#### WHAT TO DO:
Which lines include the word "comments"? Copy each of them.

#### PROVIDED RECORDS:
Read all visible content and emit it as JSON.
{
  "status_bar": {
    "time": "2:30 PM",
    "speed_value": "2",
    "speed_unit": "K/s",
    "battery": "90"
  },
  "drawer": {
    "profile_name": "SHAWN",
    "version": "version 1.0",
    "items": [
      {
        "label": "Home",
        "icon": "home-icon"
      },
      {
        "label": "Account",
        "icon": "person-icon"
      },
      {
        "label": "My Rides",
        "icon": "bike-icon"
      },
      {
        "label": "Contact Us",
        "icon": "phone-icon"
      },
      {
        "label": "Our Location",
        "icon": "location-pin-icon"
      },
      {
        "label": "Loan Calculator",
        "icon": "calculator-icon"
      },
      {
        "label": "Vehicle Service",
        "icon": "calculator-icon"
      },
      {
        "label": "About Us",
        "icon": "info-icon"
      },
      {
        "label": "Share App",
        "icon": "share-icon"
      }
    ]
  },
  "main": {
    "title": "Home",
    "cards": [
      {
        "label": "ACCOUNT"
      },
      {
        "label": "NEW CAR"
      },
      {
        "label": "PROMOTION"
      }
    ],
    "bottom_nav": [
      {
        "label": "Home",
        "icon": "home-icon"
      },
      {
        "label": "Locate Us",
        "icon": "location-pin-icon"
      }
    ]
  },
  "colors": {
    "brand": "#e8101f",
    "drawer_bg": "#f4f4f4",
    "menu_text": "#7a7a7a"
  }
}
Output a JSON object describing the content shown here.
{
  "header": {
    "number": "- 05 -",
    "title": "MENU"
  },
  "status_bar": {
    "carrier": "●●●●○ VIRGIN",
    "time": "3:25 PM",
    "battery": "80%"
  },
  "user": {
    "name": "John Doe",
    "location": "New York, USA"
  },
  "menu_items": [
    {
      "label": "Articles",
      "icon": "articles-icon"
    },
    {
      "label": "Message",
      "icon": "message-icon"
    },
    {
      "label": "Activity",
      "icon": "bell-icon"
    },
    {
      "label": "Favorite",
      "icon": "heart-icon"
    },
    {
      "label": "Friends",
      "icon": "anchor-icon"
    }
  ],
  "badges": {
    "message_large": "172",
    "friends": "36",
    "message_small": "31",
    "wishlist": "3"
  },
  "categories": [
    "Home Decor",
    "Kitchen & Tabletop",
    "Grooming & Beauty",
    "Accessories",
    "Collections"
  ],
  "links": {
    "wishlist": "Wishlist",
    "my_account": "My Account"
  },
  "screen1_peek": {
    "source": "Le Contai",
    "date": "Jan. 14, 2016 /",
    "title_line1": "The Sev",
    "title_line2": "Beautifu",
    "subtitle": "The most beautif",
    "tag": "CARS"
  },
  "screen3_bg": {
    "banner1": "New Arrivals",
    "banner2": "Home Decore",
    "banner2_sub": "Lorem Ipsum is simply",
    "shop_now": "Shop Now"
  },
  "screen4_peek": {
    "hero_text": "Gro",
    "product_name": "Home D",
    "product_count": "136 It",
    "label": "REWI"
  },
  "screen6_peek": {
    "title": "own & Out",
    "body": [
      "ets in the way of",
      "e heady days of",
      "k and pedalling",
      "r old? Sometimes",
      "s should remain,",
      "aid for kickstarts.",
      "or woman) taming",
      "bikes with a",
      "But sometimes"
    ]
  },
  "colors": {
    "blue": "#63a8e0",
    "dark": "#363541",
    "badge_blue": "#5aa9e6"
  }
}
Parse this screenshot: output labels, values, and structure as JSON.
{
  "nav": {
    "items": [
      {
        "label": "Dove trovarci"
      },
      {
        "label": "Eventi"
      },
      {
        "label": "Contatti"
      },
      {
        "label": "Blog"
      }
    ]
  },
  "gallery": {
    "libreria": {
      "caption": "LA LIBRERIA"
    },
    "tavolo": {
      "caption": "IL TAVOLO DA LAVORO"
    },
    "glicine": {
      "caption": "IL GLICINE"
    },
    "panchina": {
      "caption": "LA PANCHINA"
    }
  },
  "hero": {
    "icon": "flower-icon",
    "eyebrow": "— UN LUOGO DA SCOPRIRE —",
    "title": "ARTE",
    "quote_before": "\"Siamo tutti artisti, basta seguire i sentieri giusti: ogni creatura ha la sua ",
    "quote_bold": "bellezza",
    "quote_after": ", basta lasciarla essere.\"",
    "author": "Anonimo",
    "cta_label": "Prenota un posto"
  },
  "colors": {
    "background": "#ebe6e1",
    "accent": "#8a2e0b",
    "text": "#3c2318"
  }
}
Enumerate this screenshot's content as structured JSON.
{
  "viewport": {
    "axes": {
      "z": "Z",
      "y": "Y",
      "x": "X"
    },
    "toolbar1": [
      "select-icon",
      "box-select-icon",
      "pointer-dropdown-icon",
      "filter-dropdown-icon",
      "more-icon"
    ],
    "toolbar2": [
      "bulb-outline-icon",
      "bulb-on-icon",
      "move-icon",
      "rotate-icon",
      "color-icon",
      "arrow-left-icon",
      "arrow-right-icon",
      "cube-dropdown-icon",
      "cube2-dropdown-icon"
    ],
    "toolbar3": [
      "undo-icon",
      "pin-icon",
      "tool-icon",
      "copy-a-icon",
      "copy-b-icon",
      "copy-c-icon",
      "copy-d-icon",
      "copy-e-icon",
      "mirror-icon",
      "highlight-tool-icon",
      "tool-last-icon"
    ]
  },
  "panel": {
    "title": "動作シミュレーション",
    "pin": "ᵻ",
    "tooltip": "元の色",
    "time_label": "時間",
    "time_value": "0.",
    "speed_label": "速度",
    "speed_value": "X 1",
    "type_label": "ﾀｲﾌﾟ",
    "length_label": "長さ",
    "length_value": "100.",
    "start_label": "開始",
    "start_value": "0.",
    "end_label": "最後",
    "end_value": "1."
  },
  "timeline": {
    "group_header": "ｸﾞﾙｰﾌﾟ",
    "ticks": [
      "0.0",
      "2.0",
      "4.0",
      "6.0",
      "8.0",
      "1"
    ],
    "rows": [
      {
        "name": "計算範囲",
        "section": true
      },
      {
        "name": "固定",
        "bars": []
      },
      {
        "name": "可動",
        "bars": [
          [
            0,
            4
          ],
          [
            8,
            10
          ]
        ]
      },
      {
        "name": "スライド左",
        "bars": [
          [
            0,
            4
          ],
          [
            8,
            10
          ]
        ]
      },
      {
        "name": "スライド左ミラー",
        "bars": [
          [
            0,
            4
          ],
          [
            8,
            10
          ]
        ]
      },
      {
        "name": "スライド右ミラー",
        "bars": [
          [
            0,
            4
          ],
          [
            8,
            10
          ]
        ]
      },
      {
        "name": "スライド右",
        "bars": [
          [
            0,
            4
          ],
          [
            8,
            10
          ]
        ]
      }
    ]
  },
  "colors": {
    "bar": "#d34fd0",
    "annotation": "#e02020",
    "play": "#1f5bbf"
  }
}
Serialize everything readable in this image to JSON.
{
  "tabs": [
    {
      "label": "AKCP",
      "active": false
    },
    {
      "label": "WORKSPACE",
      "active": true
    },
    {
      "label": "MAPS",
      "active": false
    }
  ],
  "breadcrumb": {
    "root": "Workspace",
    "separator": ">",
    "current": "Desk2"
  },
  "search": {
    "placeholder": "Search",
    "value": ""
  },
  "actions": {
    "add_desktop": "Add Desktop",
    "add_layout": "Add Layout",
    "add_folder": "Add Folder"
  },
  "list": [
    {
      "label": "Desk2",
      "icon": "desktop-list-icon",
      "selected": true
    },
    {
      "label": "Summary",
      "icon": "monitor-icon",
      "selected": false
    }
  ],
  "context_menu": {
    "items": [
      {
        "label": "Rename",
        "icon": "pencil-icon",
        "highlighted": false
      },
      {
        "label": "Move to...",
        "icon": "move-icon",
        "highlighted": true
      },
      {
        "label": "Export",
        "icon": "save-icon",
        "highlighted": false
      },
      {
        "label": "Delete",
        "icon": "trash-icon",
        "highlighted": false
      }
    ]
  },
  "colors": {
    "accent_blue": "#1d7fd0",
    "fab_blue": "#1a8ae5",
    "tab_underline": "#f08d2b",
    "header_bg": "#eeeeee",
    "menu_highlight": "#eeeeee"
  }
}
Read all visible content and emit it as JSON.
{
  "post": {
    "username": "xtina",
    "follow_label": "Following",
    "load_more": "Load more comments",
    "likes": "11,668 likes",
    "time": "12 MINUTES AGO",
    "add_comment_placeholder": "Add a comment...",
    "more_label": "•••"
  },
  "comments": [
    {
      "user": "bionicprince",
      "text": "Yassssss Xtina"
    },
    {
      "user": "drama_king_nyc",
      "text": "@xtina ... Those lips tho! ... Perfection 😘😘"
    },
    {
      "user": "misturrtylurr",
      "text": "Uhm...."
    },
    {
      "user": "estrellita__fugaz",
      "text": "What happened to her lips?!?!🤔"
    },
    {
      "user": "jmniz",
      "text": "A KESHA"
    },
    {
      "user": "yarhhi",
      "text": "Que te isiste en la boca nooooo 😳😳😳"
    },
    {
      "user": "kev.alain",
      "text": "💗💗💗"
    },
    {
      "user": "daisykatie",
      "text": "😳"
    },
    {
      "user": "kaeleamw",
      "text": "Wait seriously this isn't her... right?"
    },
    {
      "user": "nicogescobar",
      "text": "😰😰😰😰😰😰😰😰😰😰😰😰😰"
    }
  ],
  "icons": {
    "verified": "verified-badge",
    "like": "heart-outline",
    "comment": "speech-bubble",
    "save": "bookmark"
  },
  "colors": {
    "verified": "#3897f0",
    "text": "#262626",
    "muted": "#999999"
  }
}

#### FULL OUTPUT:
    "load_more": "Load more comments",
  "comments": [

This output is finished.